Problem description: Determine the count of lines holding the string "диаграмм". Return only the number.

Given records:
----

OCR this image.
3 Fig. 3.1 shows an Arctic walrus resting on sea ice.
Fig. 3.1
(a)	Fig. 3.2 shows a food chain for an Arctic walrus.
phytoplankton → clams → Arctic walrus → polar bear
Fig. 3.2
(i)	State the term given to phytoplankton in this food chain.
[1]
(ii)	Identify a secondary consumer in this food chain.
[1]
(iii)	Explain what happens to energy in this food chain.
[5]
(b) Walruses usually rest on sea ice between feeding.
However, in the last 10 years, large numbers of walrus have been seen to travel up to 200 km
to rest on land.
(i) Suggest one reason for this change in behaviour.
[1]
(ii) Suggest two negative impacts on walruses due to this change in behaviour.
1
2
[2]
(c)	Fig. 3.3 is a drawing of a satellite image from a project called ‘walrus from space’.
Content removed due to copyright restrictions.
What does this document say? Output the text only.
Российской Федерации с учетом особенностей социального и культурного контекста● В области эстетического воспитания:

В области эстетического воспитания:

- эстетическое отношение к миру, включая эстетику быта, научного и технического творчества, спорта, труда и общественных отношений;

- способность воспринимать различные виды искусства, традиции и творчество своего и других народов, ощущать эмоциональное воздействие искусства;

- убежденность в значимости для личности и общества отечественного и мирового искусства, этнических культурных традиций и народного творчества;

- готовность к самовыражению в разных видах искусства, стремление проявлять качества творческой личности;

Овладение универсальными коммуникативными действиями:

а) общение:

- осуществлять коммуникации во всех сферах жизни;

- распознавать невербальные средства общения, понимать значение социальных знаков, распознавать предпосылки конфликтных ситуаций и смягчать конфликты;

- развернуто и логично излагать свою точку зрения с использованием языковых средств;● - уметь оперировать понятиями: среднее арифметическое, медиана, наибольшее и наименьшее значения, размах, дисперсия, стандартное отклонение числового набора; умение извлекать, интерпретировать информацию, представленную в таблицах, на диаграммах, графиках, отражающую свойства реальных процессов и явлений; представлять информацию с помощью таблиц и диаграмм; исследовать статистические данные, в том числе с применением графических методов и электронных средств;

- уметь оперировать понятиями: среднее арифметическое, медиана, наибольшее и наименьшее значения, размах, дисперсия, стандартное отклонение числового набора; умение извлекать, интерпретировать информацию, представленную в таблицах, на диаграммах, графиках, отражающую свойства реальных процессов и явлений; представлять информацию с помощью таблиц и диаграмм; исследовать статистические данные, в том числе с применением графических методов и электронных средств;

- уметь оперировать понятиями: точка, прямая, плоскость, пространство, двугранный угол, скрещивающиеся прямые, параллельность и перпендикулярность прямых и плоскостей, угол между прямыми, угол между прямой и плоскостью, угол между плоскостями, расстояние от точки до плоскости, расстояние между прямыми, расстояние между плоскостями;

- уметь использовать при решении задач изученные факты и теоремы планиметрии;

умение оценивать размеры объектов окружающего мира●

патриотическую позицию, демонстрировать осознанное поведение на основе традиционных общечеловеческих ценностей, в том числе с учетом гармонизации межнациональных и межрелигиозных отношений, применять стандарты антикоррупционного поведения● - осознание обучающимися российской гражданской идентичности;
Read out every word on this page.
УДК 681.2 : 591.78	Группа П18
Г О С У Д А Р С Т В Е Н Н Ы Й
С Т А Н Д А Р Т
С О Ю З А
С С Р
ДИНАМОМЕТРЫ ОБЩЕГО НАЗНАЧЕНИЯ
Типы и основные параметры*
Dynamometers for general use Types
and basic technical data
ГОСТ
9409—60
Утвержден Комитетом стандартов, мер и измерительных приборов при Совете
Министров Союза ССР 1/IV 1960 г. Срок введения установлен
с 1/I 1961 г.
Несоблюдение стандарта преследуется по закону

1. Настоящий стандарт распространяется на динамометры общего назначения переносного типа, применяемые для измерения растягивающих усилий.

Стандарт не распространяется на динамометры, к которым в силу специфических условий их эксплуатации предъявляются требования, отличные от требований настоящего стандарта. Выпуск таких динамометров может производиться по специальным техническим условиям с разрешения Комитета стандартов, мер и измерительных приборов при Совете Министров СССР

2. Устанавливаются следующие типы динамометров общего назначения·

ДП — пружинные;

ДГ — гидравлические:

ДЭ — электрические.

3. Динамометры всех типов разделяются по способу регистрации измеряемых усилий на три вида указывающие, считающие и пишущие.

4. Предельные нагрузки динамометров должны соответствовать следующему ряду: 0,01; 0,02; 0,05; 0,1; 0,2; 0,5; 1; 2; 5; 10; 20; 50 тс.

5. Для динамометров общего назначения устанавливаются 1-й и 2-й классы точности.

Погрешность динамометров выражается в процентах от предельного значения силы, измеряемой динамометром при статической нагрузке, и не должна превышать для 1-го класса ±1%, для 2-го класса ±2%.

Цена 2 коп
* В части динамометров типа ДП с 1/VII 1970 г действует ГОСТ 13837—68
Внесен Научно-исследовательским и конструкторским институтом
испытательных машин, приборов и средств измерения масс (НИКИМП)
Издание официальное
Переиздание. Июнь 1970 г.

----

Solution: 2